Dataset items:
———

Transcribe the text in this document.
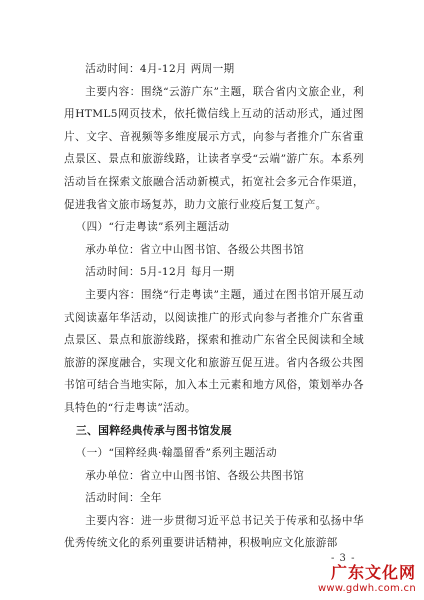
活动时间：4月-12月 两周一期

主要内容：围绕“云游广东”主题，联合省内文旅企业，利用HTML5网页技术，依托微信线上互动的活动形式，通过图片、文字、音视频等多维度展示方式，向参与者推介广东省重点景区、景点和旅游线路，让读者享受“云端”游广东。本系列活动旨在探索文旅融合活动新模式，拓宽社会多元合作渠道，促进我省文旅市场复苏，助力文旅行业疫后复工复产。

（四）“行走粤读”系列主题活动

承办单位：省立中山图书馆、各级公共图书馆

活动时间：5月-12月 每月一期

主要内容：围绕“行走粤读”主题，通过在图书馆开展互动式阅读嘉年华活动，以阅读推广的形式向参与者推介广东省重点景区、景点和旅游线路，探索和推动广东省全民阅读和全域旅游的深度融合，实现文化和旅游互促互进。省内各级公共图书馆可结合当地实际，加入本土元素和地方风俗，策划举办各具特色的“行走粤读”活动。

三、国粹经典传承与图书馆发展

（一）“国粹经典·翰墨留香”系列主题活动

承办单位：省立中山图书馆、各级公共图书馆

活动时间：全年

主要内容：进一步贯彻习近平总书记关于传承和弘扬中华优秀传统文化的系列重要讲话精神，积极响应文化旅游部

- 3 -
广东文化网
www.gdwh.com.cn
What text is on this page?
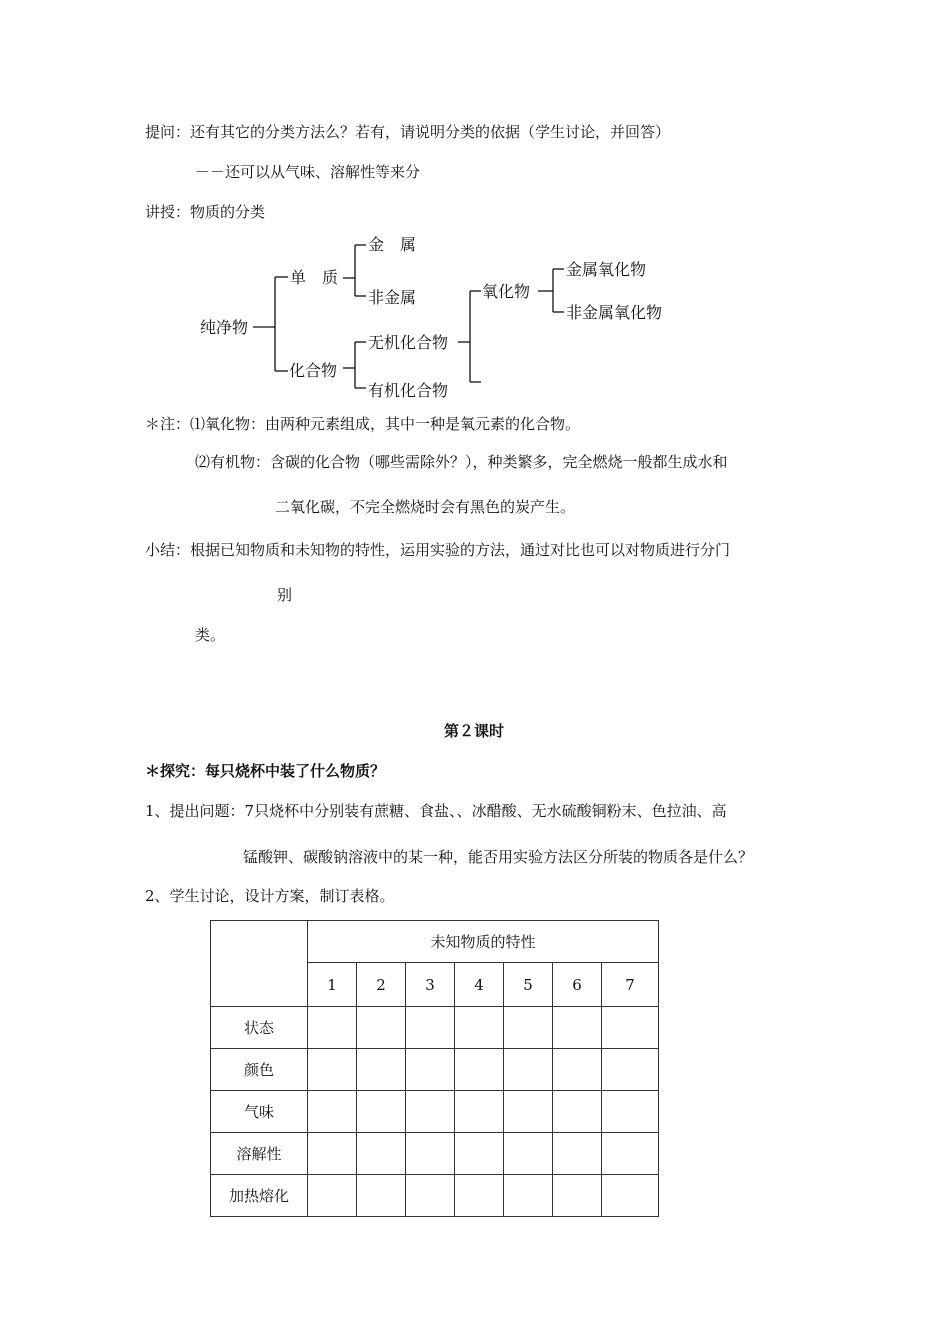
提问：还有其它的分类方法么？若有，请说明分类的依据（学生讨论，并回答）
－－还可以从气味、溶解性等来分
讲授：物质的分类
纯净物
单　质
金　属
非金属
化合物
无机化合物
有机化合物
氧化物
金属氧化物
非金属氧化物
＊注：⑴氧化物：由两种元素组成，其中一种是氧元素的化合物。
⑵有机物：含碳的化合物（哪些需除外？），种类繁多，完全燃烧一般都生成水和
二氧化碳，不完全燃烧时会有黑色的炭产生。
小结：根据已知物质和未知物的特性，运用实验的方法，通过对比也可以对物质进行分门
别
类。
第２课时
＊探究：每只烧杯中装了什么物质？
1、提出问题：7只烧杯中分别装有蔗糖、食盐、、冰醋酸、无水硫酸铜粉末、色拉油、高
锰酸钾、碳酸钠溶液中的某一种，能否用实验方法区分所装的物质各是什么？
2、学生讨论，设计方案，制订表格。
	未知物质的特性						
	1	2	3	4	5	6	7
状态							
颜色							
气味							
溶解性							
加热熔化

———

• [Work instructions]
Please retype the entries above word for word, but only from the line containing "What text is on this page?" through the last line, and without the pictures.

• [Final result]
What text is on this page?
提问：还有其它的分类方法么？若有，请说明分类的依据（学生讨论，并回答）
－－还可以从气味、溶解性等来分
讲授：物质的分类
纯净物
单　质
金　属
非金属
化合物
无机化合物
有机化合物
氧化物
金属氧化物
非金属氧化物
＊注：⑴氧化物：由两种元素组成，其中一种是氧元素的化合物。
⑵有机物：含碳的化合物（哪些需除外？），种类繁多，完全燃烧一般都生成水和
二氧化碳，不完全燃烧时会有黑色的炭产生。
小结：根据已知物质和未知物的特性，运用实验的方法，通过对比也可以对物质进行分门
别
类。
第２课时
＊探究：每只烧杯中装了什么物质？
1、提出问题：7只烧杯中分别装有蔗糖、食盐、、冰醋酸、无水硫酸铜粉末、色拉油、高
锰酸钾、碳酸钠溶液中的某一种，能否用实验方法区分所装的物质各是什么？
2、学生讨论，设计方案，制订表格。
	未知物质的特性						
	1	2	3	4	5	6	7
状态							
颜色							
气味							
溶解性							
加热熔化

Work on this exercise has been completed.